(Recorded data)

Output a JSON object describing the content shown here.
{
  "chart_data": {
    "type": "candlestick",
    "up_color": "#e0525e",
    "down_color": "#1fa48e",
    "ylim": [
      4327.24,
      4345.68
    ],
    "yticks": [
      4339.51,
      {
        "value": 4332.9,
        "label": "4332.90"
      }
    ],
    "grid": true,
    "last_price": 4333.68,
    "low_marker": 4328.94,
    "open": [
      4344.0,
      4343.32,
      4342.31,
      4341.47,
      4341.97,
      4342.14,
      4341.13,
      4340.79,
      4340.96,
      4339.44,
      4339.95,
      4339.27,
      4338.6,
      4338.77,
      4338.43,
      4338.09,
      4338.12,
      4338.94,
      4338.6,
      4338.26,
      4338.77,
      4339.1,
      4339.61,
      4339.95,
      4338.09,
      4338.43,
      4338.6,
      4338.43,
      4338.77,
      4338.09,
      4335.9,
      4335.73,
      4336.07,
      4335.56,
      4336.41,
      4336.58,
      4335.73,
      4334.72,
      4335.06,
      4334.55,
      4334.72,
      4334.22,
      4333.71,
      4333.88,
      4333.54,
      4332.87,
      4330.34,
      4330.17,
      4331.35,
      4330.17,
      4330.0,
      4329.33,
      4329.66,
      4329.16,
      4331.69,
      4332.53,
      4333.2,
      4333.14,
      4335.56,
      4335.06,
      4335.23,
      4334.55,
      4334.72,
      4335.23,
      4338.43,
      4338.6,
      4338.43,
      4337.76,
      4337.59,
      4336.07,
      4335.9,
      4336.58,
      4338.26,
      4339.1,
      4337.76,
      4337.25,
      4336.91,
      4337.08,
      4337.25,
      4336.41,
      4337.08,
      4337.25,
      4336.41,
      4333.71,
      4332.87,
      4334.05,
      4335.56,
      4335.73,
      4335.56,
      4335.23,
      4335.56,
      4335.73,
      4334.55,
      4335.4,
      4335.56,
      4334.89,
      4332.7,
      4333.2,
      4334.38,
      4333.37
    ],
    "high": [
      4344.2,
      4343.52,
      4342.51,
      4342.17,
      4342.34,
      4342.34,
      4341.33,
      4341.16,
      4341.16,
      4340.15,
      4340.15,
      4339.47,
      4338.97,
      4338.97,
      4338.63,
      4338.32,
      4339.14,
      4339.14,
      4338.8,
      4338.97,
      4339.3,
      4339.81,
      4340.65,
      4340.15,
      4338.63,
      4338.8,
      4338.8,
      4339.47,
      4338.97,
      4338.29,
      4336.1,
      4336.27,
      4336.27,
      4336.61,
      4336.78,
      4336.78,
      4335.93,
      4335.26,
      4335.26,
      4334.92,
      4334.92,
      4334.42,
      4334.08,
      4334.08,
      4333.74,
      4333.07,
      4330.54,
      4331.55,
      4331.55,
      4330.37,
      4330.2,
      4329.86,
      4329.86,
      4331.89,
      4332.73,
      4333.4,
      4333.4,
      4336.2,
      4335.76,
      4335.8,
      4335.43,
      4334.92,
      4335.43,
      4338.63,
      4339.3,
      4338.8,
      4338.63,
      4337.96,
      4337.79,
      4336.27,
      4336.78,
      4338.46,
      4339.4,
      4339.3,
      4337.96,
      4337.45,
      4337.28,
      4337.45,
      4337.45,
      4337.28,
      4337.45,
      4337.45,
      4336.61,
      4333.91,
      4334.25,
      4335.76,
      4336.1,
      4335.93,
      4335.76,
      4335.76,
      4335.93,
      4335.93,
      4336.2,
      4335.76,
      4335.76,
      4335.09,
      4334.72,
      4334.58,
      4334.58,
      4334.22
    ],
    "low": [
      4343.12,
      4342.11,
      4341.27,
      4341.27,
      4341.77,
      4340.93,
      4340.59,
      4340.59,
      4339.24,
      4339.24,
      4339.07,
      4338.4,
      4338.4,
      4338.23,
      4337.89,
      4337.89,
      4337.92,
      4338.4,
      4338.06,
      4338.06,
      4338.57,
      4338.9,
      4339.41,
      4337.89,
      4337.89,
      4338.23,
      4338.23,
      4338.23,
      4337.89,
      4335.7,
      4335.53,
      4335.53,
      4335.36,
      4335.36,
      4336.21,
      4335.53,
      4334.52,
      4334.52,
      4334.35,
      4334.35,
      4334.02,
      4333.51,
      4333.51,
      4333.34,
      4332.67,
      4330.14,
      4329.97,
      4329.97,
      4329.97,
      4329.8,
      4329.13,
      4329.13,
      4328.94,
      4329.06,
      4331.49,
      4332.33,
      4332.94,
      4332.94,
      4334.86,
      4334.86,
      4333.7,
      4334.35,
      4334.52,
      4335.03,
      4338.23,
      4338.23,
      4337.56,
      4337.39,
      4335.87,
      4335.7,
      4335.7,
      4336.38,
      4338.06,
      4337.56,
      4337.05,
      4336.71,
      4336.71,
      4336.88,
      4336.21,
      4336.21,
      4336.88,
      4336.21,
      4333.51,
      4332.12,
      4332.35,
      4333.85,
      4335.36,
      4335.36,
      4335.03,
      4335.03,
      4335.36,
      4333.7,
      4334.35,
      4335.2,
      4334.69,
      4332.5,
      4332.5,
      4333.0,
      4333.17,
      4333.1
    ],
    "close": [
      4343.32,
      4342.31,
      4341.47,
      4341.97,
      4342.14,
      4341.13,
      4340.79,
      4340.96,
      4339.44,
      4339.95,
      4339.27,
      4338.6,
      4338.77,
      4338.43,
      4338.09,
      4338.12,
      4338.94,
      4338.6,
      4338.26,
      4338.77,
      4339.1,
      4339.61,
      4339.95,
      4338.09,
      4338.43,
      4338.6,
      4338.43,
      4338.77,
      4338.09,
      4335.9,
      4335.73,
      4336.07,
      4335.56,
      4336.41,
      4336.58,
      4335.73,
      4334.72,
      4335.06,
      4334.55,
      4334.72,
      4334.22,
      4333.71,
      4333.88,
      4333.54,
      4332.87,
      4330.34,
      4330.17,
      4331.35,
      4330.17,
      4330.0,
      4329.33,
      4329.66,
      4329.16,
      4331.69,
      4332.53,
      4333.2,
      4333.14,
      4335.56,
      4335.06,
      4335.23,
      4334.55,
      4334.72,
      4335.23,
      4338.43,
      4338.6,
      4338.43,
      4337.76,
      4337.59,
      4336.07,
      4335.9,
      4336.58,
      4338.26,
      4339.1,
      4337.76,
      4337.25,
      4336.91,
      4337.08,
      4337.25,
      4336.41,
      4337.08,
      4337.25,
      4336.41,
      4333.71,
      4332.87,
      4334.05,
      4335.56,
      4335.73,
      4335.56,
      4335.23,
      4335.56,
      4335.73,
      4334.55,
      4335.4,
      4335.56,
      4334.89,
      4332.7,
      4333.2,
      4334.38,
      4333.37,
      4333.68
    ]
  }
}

▶ [STATED EXERCISE]: Reproduce every entry shown above, precisely as it stands.

▶ [RESPONSE TO THIS EXERCISE]:
Output a JSON object describing the content shown here.
{
  "chart_data": {
    "type": "candlestick",
    "up_color": "#e0525e",
    "down_color": "#1fa48e",
    "ylim": [
      4327.24,
      4345.68
    ],
    "yticks": [
      4339.51,
      {
        "value": 4332.9,
        "label": "4332.90"
      }
    ],
    "grid": true,
    "last_price": 4333.68,
    "low_marker": 4328.94,
    "open": [
      4344.0,
      4343.32,
      4342.31,
      4341.47,
      4341.97,
      4342.14,
      4341.13,
      4340.79,
      4340.96,
      4339.44,
      4339.95,
      4339.27,
      4338.6,
      4338.77,
      4338.43,
      4338.09,
      4338.12,
      4338.94,
      4338.6,
      4338.26,
      4338.77,
      4339.1,
      4339.61,
      4339.95,
      4338.09,
      4338.43,
      4338.6,
      4338.43,
      4338.77,
      4338.09,
      4335.9,
      4335.73,
      4336.07,
      4335.56,
      4336.41,
      4336.58,
      4335.73,
      4334.72,
      4335.06,
      4334.55,
      4334.72,
      4334.22,
      4333.71,
      4333.88,
      4333.54,
      4332.87,
      4330.34,
      4330.17,
      4331.35,
      4330.17,
      4330.0,
      4329.33,
      4329.66,
      4329.16,
      4331.69,
      4332.53,
      4333.2,
      4333.14,
      4335.56,
      4335.06,
      4335.23,
      4334.55,
      4334.72,
      4335.23,
      4338.43,
      4338.6,
      4338.43,
      4337.76,
      4337.59,
      4336.07,
      4335.9,
      4336.58,
      4338.26,
      4339.1,
      4337.76,
      4337.25,
      4336.91,
      4337.08,
      4337.25,
      4336.41,
      4337.08,
      4337.25,
      4336.41,
      4333.71,
      4332.87,
      4334.05,
      4335.56,
      4335.73,
      4335.56,
      4335.23,
      4335.56,
      4335.73,
      4334.55,
      4335.4,
      4335.56,
      4334.89,
      4332.7,
      4333.2,
      4334.38,
      4333.37
    ],
    "high": [
      4344.2,
      4343.52,
      4342.51,
      4342.17,
      4342.34,
      4342.34,
      4341.33,
      4341.16,
      4341.16,
      4340.15,
      4340.15,
      4339.47,
      4338.97,
      4338.97,
      4338.63,
      4338.32,
      4339.14,
      4339.14,
      4338.8,
      4338.97,
      4339.3,
      4339.81,
      4340.65,
      4340.15,
      4338.63,
      4338.8,
      4338.8,
      4339.47,
      4338.97,
      4338.29,
      4336.1,
      4336.27,
      4336.27,
      4336.61,
      4336.78,
      4336.78,
      4335.93,
      4335.26,
      4335.26,
      4334.92,
      4334.92,
      4334.42,
      4334.08,
      4334.08,
      4333.74,
      4333.07,
      4330.54,
      4331.55,
      4331.55,
      4330.37,
      4330.2,
      4329.86,
      4329.86,
      4331.89,
      4332.73,
      4333.4,
      4333.4,
      4336.2,
      4335.76,
      4335.8,
      4335.43,
      4334.92,
      4335.43,
      4338.63,
      4339.3,
      4338.8,
      4338.63,
      4337.96,
      4337.79,
      4336.27,
      4336.78,
      4338.46,
      4339.4,
      4339.3,
      4337.96,
      4337.45,
      4337.28,
      4337.45,
      4337.45,
      4337.28,
      4337.45,
      4337.45,
      4336.61,
      4333.91,
      4334.25,
      4335.76,
      4336.1,
      4335.93,
      4335.76,
      4335.76,
      4335.93,
      4335.93,
      4336.2,
      4335.76,
      4335.76,
      4335.09,
      4334.72,
      4334.58,
      4334.58,
      4334.22
    ],
    "low": [
      4343.12,
      4342.11,
      4341.27,
      4341.27,
      4341.77,
      4340.93,
      4340.59,
      4340.59,
      4339.24,
      4339.24,
      4339.07,
      4338.4,
      4338.4,
      4338.23,
      4337.89,
      4337.89,
      4337.92,
      4338.4,
      4338.06,
      4338.06,
      4338.57,
      4338.9,
      4339.41,
      4337.89,
      4337.89,
      4338.23,
      4338.23,
      4338.23,
      4337.89,
      4335.7,
      4335.53,
      4335.53,
      4335.36,
      4335.36,
      4336.21,
      4335.53,
      4334.52,
      4334.52,
      4334.35,
      4334.35,
      4334.02,
      4333.51,
      4333.51,
      4333.34,
      4332.67,
      4330.14,
      4329.97,
      4329.97,
      4329.97,
      4329.8,
      4329.13,
      4329.13,
      4328.94,
      4329.06,
      4331.49,
      4332.33,
      4332.94,
      4332.94,
      4334.86,
      4334.86,
      4333.7,
      4334.35,
      4334.52,
      4335.03,
      4338.23,
      4338.23,
      4337.56,
      4337.39,
      4335.87,
      4335.7,
      4335.7,
      4336.38,
      4338.06,
      4337.56,
      4337.05,
      4336.71,
      4336.71,
      4336.88,
      4336.21,
      4336.21,
      4336.88,
      4336.21,
      4333.51,
      4332.12,
      4332.35,
      4333.85,
      4335.36,
      4335.36,
      4335.03,
      4335.03,
      4335.36,
      4333.7,
      4334.35,
      4335.2,
      4334.69,
      4332.5,
      4332.5,
      4333.0,
      4333.17,
      4333.1
    ],
    "close": [
      4343.32,
      4342.31,
      4341.47,
      4341.97,
      4342.14,
      4341.13,
      4340.79,
      4340.96,
      4339.44,
      4339.95,
      4339.27,
      4338.6,
      4338.77,
      4338.43,
      4338.09,
      4338.12,
      4338.94,
      4338.6,
      4338.26,
      4338.77,
      4339.1,
      4339.61,
      4339.95,
      4338.09,
      4338.43,
      4338.6,
      4338.43,
      4338.77,
      4338.09,
      4335.9,
      4335.73,
      4336.07,
      4335.56,
      4336.41,
      4336.58,
      4335.73,
      4334.72,
      4335.06,
      4334.55,
      4334.72,
      4334.22,
      4333.71,
      4333.88,
      4333.54,
      4332.87,
      4330.34,
      4330.17,
      4331.35,
      4330.17,
      4330.0,
      4329.33,
      4329.66,
      4329.16,
      4331.69,
      4332.53,
      4333.2,
      4333.14,
      4335.56,
      4335.06,
      4335.23,
      4334.55,
      4334.72,
      4335.23,
      4338.43,
      4338.6,
      4338.43,
      4337.76,
      4337.59,
      4336.07,
      4335.9,
      4336.58,
      4338.26,
      4339.1,
      4337.76,
      4337.25,
      4336.91,
      4337.08,
      4337.25,
      4336.41,
      4337.08,
      4337.25,
      4336.41,
      4333.71,
      4332.87,
      4334.05,
      4335.56,
      4335.73,
      4335.56,
      4335.23,
      4335.56,
      4335.73,
      4334.55,
      4335.4,
      4335.56,
      4334.89,
      4332.7,
      4333.2,
      4334.38,
      4333.37,
      4333.68
    ]
  }
}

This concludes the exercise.